EXTRACTED INFORMATION:
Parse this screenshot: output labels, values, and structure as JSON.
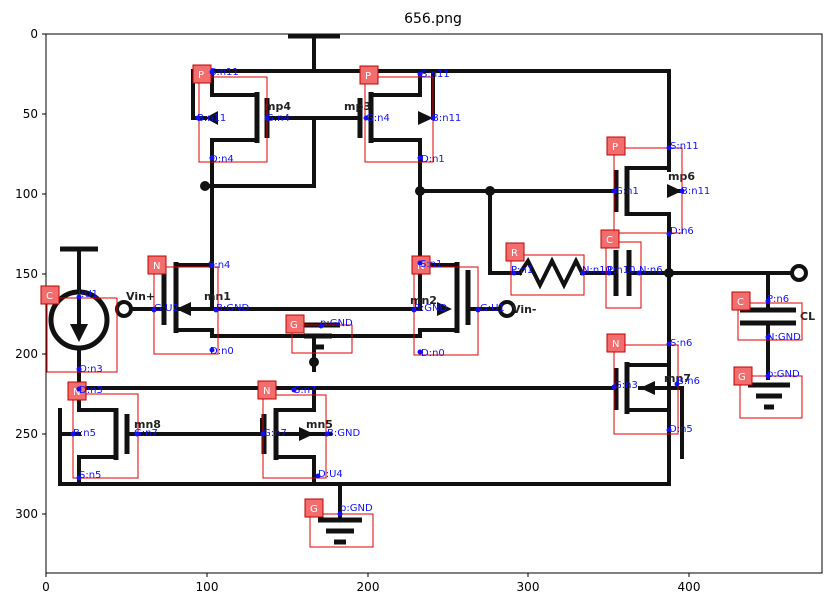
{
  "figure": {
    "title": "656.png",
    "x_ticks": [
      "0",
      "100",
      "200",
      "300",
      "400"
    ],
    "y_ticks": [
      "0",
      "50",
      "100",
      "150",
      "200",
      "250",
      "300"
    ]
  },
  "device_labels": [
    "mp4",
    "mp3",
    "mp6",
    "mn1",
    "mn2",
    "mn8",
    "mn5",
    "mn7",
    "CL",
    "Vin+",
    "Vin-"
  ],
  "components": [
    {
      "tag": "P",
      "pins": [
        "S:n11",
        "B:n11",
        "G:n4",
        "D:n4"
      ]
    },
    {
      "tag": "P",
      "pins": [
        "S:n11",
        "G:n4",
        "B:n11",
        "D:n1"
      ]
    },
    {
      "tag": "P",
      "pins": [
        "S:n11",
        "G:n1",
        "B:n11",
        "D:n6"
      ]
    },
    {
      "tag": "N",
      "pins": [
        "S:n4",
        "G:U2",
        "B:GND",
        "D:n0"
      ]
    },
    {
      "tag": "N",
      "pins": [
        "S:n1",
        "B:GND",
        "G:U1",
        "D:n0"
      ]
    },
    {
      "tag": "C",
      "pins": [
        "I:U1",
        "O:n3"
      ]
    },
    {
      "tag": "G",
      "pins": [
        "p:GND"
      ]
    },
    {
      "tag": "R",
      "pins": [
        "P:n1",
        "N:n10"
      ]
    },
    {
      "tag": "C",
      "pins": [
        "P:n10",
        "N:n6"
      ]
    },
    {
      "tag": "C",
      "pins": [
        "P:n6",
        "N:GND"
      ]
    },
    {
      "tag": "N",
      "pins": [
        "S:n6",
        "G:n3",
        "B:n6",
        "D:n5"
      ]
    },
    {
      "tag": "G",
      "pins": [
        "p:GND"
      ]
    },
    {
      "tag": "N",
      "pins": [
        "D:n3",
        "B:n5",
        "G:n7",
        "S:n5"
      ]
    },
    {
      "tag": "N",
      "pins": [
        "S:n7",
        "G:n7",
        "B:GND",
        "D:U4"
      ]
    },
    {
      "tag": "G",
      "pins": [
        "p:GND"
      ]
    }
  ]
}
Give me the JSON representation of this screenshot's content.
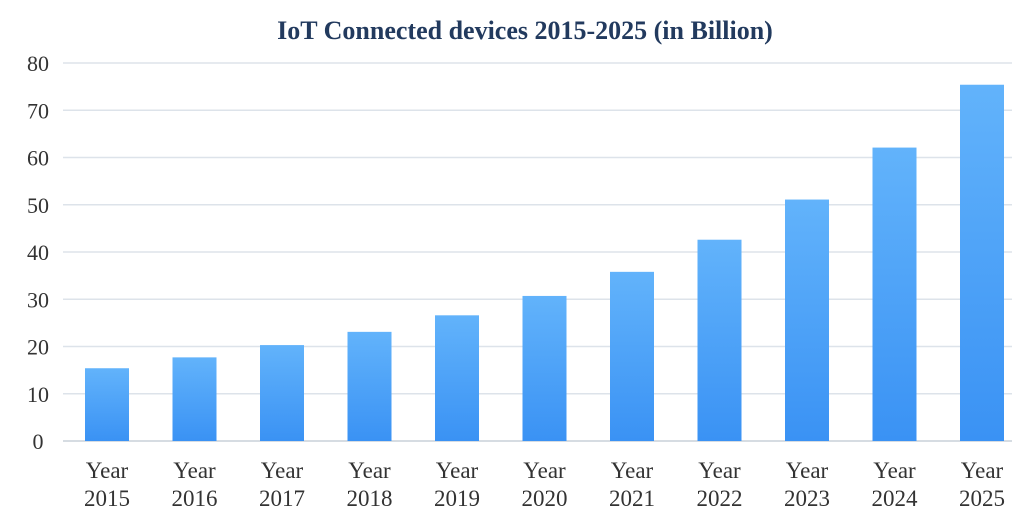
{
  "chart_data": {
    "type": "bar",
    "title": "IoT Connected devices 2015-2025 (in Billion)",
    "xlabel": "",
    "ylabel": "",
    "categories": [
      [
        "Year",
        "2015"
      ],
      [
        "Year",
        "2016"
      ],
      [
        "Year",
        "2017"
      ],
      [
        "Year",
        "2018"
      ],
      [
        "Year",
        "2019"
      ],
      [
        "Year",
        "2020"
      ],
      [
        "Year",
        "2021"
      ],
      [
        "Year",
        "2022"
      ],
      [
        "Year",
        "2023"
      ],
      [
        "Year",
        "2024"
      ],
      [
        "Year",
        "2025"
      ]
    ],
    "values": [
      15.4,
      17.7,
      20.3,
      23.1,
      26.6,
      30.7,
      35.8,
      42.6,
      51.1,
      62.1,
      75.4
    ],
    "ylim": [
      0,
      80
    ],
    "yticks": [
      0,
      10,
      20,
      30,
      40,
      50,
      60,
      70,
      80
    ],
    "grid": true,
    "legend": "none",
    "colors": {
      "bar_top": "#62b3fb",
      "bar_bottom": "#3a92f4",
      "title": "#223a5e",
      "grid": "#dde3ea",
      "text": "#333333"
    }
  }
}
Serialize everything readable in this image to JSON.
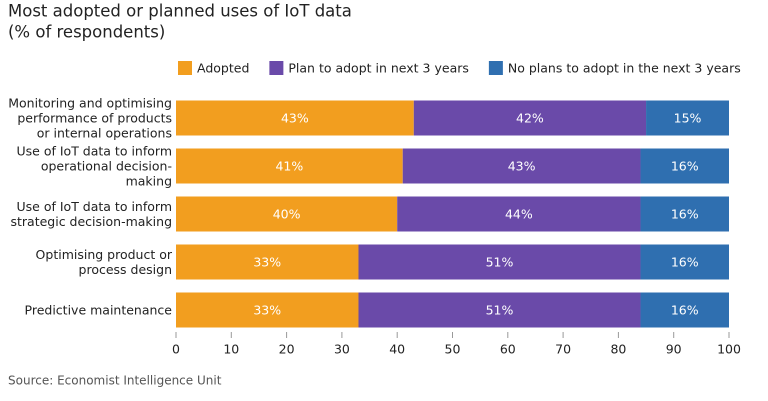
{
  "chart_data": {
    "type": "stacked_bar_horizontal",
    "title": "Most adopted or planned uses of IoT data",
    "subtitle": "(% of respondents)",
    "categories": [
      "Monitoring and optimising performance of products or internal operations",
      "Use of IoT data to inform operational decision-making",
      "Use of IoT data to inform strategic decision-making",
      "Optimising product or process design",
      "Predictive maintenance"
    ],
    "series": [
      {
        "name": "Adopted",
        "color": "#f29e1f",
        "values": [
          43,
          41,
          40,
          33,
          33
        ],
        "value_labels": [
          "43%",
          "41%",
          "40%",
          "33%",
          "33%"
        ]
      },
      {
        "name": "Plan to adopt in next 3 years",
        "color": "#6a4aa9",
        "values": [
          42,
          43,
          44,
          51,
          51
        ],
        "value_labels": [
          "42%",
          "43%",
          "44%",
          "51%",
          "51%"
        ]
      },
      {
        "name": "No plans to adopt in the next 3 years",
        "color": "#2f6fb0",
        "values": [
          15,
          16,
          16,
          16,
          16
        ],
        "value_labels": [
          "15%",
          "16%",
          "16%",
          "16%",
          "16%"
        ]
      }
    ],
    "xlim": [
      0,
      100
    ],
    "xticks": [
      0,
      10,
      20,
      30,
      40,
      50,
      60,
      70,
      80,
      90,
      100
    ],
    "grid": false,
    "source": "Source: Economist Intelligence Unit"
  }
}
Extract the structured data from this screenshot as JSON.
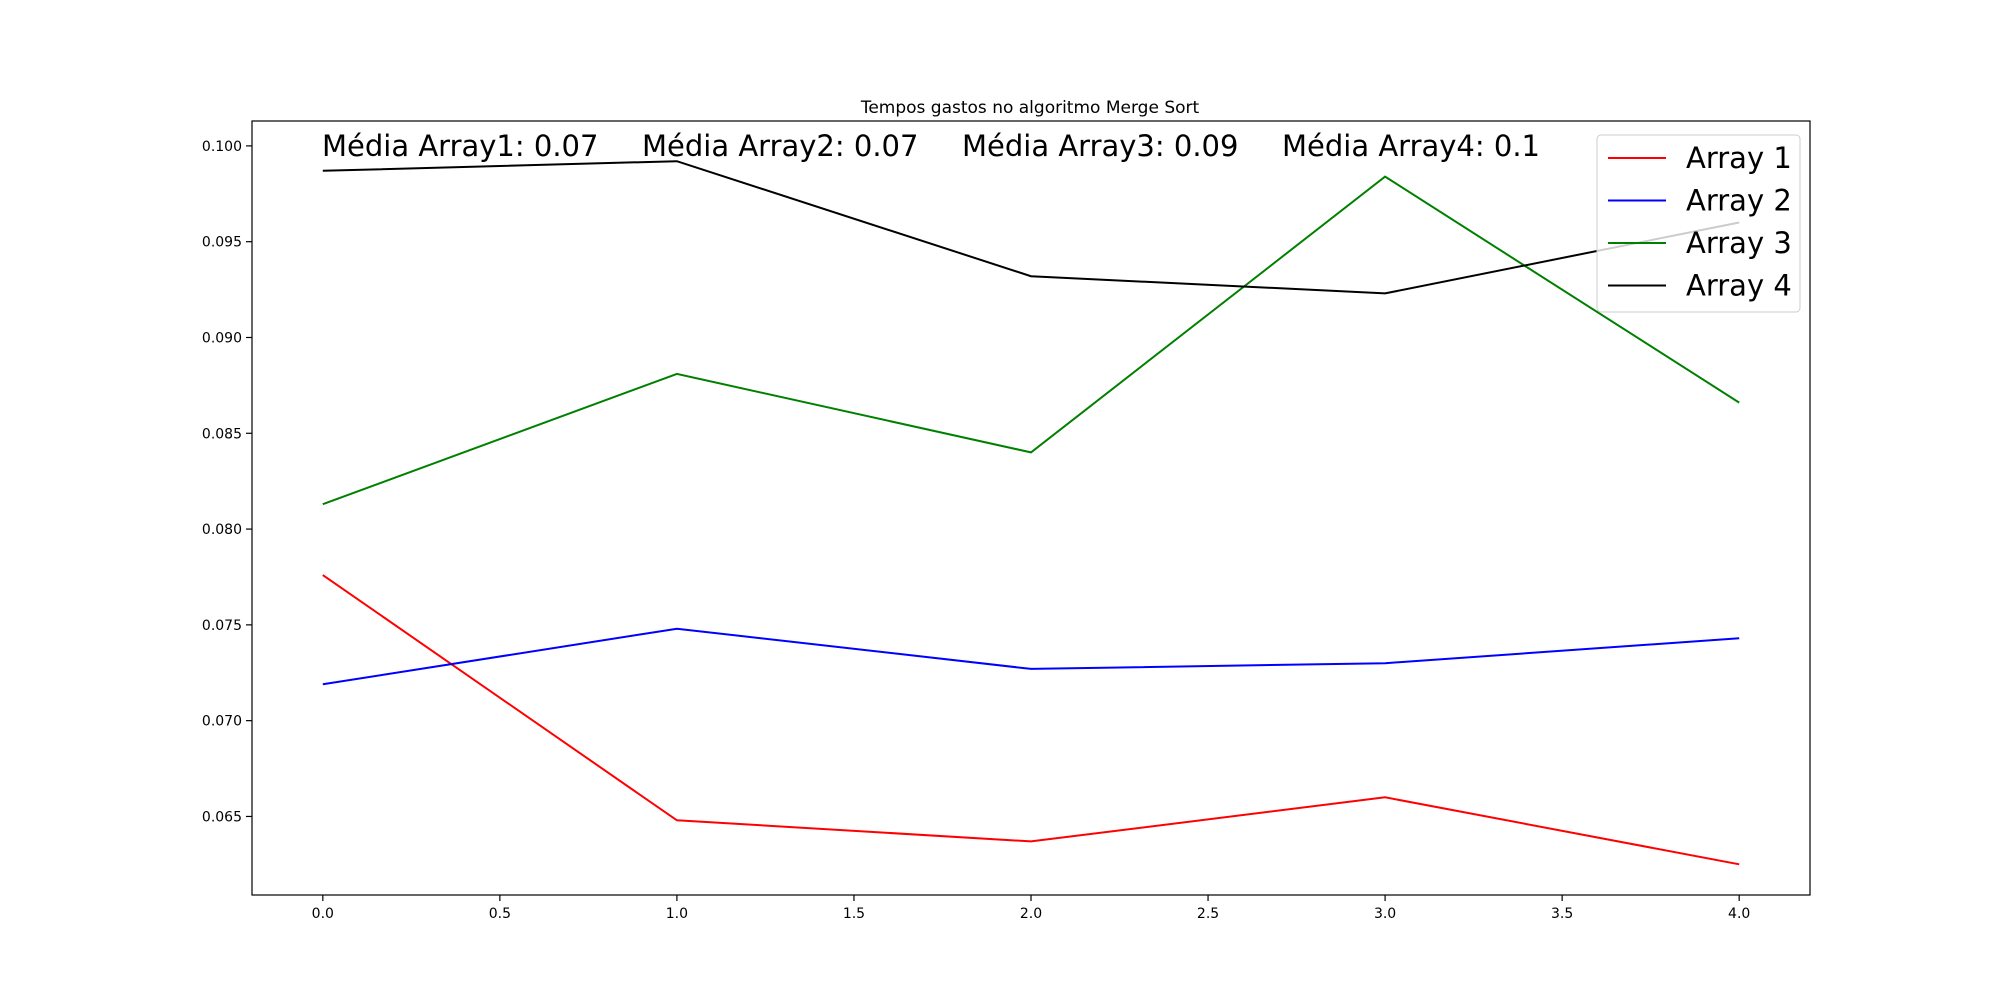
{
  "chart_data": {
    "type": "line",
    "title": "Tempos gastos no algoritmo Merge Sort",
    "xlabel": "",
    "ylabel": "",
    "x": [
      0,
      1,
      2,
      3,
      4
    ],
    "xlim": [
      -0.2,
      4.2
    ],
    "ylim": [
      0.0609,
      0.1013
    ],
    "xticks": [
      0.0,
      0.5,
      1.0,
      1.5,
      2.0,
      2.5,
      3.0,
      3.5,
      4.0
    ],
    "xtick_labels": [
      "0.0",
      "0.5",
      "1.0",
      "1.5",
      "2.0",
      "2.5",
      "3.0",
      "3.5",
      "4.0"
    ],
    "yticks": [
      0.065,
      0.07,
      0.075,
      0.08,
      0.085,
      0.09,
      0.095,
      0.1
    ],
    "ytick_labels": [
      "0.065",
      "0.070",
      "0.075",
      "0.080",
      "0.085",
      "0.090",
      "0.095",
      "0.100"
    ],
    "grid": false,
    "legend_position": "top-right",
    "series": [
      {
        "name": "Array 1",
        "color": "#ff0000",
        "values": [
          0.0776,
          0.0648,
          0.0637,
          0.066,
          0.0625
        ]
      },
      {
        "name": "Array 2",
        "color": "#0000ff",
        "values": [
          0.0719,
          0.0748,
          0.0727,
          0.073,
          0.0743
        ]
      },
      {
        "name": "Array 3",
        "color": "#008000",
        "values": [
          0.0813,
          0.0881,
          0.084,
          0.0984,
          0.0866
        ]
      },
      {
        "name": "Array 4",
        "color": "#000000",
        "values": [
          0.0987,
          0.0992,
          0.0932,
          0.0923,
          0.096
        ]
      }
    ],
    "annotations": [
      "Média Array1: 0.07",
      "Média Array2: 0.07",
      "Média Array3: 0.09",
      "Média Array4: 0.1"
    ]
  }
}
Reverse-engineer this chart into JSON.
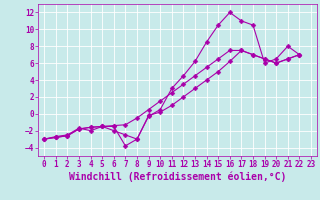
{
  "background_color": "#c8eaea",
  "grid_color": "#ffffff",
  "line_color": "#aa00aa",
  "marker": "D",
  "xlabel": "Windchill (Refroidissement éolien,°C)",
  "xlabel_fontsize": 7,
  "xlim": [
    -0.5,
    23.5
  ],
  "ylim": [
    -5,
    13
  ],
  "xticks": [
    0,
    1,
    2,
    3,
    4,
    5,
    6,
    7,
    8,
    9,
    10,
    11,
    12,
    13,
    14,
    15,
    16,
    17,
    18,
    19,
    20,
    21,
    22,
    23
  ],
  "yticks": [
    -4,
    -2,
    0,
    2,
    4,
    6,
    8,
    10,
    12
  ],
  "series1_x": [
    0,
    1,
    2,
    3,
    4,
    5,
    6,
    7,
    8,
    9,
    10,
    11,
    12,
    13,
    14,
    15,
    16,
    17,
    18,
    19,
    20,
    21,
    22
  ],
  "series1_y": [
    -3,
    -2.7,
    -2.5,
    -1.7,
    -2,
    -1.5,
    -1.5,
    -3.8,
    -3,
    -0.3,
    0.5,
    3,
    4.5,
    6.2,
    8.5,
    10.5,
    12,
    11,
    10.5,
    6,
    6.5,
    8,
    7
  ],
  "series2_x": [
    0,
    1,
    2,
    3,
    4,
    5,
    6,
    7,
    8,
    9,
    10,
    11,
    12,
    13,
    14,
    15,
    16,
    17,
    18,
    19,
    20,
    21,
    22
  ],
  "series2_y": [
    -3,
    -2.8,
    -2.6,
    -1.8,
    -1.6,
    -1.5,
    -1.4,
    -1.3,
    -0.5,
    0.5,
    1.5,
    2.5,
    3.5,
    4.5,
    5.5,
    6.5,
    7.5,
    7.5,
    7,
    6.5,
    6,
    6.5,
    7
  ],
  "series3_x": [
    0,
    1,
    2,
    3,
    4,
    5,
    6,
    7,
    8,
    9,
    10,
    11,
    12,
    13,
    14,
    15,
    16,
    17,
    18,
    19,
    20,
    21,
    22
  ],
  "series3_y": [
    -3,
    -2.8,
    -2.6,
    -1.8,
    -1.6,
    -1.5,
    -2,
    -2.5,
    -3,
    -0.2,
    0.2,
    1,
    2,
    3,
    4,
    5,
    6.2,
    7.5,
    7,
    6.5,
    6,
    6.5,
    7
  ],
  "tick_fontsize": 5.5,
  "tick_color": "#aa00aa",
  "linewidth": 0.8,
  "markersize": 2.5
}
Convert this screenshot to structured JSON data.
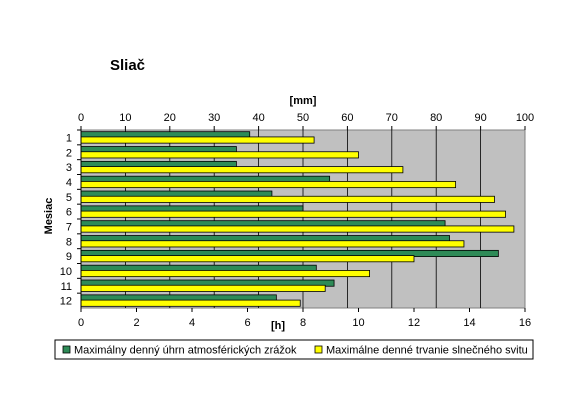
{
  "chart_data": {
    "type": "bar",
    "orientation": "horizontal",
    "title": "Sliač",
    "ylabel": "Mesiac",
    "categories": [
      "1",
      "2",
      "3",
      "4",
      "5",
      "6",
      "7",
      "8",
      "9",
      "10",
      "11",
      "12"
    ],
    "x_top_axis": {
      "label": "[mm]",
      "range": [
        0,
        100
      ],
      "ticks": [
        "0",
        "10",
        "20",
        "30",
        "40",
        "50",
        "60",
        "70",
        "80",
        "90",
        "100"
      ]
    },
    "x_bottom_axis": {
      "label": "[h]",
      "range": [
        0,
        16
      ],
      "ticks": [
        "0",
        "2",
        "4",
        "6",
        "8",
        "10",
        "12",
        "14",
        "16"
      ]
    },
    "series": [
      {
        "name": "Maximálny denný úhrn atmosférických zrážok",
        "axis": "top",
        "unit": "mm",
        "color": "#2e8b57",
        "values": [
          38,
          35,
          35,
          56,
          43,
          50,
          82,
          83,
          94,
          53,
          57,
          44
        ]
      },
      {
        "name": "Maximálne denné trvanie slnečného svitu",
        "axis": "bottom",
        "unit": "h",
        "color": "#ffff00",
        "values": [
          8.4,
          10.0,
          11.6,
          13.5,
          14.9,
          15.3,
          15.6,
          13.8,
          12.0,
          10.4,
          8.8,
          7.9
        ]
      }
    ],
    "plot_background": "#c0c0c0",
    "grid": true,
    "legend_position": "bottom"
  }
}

EXERCISE: Give back, word for word, every line from the one holding "Convert this screenshot" through the last line of the listing. Pictures are excluded.

OUTPUT FOR THIS EXERCISE:
Convert this screenshot to structured JSON data.
{
  "chart_data": {
    "type": "bar",
    "orientation": "horizontal",
    "title": "Sliač",
    "ylabel": "Mesiac",
    "categories": [
      "1",
      "2",
      "3",
      "4",
      "5",
      "6",
      "7",
      "8",
      "9",
      "10",
      "11",
      "12"
    ],
    "x_top_axis": {
      "label": "[mm]",
      "range": [
        0,
        100
      ],
      "ticks": [
        "0",
        "10",
        "20",
        "30",
        "40",
        "50",
        "60",
        "70",
        "80",
        "90",
        "100"
      ]
    },
    "x_bottom_axis": {
      "label": "[h]",
      "range": [
        0,
        16
      ],
      "ticks": [
        "0",
        "2",
        "4",
        "6",
        "8",
        "10",
        "12",
        "14",
        "16"
      ]
    },
    "series": [
      {
        "name": "Maximálny denný úhrn atmosférických zrážok",
        "axis": "top",
        "unit": "mm",
        "color": "#2e8b57",
        "values": [
          38,
          35,
          35,
          56,
          43,
          50,
          82,
          83,
          94,
          53,
          57,
          44
        ]
      },
      {
        "name": "Maximálne denné trvanie slnečného svitu",
        "axis": "bottom",
        "unit": "h",
        "color": "#ffff00",
        "values": [
          8.4,
          10.0,
          11.6,
          13.5,
          14.9,
          15.3,
          15.6,
          13.8,
          12.0,
          10.4,
          8.8,
          7.9
        ]
      }
    ],
    "plot_background": "#c0c0c0",
    "grid": true,
    "legend_position": "bottom"
  }
}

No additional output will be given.